▶ _Required tasks_:
[a] In the starter troubleshooting notes below, rewrite the paragraph beginning "4) Also there are two others fuses" as a brief list that keeps its main facts.
[b] Write the next part of the starter troubleshooting notes below, picking up after their last sentence.

▶ _Source passage_:
In anyway is looking at a fuse to see if it's blown a good enough check unless it is charred black!!!!

Missed this on disconnect battery and check PCM connectors are seated properly.

1)purple wire on the starter has 12v when trying to start the car(feeds the selinoid from the crank relay)crank fuse 30 amps under hood fuse box

2)Power passing through the clutch switch,yellow and pink wires should have power on both sides to ground
When cluth is depressed.(circut is fed by the fuse 16 on the bcm hvac/ip ign)no power check fuse

3)For the ignition switch there is another fuse on the Bcm(IGN SW /pk3 2 amp fuse shows on the prints

4) Also there are two others fuses worth checking under the hood (they are labeled bcm 3-30 amps and bcm 4 -40 amps they feed the starting circut as well.

5) For the switch itself:
There are five wires
(Terminal number in brackets) example (6).

(Layout dataset rows)

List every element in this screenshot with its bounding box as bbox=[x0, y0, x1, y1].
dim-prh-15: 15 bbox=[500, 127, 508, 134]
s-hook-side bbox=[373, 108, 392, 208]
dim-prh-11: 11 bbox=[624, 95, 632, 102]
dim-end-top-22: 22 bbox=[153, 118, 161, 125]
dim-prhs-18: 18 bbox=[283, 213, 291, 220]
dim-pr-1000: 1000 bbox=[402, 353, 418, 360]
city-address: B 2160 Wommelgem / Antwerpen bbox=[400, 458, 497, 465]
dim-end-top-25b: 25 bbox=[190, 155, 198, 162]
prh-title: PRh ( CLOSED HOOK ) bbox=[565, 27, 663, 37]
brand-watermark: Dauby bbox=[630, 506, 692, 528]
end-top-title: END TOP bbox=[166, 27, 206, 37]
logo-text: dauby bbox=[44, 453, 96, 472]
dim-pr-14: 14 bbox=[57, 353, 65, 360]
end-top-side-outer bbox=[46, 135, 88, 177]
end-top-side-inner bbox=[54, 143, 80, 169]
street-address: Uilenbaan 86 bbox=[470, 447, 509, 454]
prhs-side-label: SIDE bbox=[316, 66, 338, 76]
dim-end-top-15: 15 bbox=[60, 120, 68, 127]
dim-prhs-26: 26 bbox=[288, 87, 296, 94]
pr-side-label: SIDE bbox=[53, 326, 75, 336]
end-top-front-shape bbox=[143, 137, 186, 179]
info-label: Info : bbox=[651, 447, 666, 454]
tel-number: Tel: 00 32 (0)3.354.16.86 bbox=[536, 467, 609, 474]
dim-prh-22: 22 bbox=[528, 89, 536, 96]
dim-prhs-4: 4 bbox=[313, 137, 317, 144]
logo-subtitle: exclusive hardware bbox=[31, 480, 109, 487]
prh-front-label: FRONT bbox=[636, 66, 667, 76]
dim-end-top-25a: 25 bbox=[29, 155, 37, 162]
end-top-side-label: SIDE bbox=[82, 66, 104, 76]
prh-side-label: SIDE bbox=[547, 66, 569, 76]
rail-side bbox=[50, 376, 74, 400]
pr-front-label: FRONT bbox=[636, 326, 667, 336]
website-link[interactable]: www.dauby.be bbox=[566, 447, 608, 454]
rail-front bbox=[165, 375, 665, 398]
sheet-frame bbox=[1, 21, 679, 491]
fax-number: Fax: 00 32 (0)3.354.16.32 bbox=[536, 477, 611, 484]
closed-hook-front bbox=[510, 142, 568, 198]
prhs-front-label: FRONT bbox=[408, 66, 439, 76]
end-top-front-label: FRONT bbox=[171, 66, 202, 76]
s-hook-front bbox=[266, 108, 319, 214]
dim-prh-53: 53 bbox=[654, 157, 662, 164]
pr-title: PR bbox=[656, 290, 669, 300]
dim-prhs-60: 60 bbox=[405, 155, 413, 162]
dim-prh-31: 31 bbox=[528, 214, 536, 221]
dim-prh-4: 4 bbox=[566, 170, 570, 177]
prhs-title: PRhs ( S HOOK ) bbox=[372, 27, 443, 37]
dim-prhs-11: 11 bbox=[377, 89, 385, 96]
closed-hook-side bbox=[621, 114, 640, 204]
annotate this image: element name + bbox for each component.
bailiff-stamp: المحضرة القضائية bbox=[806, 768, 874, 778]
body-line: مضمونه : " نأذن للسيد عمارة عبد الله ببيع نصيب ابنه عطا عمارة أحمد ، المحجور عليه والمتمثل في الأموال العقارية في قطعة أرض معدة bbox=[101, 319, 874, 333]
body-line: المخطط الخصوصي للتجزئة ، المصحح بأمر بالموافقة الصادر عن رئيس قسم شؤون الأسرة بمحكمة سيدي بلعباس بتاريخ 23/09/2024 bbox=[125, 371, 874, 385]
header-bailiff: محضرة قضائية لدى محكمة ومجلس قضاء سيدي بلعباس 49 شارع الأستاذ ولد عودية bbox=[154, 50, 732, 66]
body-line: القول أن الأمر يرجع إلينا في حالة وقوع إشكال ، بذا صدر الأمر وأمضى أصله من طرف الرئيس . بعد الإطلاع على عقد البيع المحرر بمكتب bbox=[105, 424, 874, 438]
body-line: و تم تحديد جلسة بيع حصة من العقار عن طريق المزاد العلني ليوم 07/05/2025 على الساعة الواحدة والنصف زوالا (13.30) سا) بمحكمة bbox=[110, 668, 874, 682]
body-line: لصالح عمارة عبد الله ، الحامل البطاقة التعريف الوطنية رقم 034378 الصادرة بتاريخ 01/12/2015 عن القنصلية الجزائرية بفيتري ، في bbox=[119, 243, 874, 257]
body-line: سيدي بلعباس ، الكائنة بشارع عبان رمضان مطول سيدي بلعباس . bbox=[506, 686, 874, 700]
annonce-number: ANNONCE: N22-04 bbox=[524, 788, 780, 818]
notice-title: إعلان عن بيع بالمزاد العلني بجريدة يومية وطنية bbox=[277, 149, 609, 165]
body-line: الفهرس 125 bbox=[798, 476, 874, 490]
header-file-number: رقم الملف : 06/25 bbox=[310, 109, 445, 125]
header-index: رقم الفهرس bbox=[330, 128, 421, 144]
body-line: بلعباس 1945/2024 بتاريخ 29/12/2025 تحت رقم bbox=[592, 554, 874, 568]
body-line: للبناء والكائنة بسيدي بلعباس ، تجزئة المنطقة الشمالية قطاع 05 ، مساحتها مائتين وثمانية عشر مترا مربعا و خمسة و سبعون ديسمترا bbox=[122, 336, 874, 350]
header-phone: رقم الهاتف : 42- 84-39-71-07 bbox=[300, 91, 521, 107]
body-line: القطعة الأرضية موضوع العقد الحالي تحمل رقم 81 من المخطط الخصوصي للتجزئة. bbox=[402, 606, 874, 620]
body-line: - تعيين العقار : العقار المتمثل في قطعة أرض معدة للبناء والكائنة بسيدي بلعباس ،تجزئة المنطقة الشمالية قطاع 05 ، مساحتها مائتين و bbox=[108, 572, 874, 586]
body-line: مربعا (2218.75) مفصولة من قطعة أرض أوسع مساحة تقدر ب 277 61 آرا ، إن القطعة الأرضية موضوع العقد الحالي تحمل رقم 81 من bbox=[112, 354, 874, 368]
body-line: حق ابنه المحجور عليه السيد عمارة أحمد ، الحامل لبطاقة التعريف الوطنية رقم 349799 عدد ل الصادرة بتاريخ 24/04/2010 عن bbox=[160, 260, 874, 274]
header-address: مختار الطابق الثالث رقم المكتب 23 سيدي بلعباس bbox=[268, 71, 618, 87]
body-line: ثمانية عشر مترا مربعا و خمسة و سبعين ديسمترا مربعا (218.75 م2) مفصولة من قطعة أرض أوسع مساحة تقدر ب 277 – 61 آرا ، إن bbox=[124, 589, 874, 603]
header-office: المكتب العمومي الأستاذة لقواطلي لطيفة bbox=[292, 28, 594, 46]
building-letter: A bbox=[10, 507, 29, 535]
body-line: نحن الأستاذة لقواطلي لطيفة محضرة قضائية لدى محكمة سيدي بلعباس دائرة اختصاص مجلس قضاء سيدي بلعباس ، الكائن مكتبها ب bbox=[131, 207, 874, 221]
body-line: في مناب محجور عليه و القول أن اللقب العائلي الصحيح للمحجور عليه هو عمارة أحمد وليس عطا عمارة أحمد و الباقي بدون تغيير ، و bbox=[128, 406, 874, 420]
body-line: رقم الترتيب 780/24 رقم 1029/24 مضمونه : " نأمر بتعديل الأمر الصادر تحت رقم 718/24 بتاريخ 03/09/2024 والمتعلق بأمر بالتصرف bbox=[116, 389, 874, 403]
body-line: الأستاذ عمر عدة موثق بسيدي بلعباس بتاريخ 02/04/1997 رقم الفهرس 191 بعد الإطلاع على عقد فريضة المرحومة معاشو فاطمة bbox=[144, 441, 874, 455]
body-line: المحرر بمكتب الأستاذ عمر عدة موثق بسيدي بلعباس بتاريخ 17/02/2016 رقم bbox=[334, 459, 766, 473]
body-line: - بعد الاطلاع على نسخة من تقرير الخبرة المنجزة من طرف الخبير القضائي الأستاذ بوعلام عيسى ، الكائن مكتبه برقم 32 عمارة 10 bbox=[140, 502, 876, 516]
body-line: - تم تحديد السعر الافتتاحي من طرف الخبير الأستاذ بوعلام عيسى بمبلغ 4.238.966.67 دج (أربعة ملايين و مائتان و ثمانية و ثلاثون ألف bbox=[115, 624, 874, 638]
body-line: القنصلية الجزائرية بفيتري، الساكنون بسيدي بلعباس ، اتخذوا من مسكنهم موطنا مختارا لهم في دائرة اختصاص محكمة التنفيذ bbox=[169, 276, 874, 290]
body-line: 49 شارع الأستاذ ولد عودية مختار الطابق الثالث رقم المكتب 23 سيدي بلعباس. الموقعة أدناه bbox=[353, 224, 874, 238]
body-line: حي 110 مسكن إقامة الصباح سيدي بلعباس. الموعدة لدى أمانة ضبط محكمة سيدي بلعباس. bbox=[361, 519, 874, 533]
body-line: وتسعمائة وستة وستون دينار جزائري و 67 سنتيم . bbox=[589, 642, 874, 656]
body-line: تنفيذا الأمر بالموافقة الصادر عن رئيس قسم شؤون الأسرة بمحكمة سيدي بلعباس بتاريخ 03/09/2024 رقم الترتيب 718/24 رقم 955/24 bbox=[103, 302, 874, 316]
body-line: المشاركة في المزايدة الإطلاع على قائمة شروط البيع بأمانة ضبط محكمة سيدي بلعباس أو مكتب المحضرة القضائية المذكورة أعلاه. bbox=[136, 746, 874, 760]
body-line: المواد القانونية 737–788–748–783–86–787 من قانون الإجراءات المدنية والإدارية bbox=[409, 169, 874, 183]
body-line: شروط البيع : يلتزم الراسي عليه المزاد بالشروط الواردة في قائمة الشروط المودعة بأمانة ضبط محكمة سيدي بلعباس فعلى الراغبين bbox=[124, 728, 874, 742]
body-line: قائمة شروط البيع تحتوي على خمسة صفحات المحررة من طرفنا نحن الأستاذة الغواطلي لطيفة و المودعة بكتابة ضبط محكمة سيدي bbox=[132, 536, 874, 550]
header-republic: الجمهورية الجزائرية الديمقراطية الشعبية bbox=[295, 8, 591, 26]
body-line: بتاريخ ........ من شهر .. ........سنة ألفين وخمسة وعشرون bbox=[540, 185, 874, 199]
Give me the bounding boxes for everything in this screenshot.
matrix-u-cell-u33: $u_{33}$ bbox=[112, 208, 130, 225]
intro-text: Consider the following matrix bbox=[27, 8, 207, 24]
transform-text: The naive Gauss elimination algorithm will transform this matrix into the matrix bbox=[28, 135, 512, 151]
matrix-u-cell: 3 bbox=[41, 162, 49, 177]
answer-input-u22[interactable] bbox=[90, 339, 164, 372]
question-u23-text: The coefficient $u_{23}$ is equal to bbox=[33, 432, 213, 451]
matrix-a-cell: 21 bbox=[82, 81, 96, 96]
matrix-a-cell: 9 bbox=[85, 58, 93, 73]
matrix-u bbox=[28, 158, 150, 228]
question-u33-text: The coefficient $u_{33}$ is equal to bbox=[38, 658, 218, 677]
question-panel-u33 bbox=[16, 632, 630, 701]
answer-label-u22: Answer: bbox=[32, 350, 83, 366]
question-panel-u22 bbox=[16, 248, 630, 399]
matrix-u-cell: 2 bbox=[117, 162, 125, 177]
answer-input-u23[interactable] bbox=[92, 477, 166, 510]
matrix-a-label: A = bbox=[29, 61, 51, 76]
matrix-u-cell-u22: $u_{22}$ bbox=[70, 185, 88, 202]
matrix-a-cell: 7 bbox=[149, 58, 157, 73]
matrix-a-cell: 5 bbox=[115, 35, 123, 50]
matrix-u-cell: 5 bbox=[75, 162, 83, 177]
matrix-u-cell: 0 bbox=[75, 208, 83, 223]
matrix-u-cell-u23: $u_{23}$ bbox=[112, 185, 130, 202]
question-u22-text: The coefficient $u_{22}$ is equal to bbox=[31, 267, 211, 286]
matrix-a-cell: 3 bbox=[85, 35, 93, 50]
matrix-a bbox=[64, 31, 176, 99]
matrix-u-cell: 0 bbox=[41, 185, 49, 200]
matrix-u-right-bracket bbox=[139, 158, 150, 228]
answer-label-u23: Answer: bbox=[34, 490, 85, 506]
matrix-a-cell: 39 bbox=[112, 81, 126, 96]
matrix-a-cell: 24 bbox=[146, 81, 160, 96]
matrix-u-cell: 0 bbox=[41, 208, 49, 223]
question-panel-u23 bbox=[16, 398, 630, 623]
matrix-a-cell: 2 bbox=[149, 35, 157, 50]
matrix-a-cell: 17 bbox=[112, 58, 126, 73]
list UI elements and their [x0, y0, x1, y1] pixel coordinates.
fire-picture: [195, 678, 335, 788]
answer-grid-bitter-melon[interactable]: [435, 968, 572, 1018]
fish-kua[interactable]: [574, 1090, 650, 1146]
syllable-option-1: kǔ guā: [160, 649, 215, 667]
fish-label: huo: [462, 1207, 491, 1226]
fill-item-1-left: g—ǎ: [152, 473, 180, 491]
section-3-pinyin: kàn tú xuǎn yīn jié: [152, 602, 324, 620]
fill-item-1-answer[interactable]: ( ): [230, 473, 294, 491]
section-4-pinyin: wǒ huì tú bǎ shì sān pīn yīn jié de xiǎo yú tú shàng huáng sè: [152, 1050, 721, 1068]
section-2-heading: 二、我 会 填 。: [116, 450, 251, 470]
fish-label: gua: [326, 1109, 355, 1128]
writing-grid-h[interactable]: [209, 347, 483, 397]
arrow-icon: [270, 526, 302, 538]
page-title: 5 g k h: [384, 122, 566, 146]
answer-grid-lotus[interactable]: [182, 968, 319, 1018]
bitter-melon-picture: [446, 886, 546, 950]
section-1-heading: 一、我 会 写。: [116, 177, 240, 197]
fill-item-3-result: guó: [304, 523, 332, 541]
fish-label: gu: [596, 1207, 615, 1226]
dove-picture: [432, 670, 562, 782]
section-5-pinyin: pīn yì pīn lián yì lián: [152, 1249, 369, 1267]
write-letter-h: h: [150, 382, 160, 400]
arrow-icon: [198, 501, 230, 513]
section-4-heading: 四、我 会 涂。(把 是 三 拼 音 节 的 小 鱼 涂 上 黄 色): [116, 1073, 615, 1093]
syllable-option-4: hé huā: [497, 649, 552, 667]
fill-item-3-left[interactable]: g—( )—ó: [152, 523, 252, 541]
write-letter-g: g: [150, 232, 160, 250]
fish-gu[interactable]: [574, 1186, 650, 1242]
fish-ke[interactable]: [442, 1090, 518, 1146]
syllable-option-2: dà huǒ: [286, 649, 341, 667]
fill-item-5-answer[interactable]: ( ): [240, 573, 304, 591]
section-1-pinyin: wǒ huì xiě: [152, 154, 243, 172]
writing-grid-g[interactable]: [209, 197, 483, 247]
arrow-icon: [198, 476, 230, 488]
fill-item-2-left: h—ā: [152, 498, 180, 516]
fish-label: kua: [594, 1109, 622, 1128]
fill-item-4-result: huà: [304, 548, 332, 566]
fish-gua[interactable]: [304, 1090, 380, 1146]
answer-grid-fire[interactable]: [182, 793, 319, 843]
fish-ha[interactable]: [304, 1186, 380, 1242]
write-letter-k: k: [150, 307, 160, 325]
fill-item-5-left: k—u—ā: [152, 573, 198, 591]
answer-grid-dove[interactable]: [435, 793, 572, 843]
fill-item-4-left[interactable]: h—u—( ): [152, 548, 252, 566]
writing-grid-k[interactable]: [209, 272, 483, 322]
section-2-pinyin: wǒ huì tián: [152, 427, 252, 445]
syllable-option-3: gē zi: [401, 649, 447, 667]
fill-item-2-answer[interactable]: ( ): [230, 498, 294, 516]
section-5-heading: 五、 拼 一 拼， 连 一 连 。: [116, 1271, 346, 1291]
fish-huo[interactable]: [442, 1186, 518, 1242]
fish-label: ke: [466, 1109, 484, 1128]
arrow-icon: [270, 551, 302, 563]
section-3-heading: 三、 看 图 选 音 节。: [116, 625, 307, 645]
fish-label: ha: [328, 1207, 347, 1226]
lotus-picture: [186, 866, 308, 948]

▶ _Task-by-task results_:
[a]
- Two more fuses under the hood are worth checking.
- They are labeled bcm 3 (30 amps) and bcm 4 (40 amps).
- Both also feed the starting circuit.

[b]
White/black (6) 5 volt dc part of the theft deterrent

Red/white (2) 12volts dc fed from the bcm ign/SW fuse(for actually turning on the crank relay when you try to start the car)

White wire (5) looks like 5 volts passes through the switch to the bcm when car is started (Not sure on this one)

Yellow (3) 12 volts dc fed from the switch back to the bcm from the switch to the crank relay when car is started(should read 12vdc here I would think when trying to start the car)

Brown (4) 12 volts dc ,Feds the theft deterrent modul and the ignition lock selinoid .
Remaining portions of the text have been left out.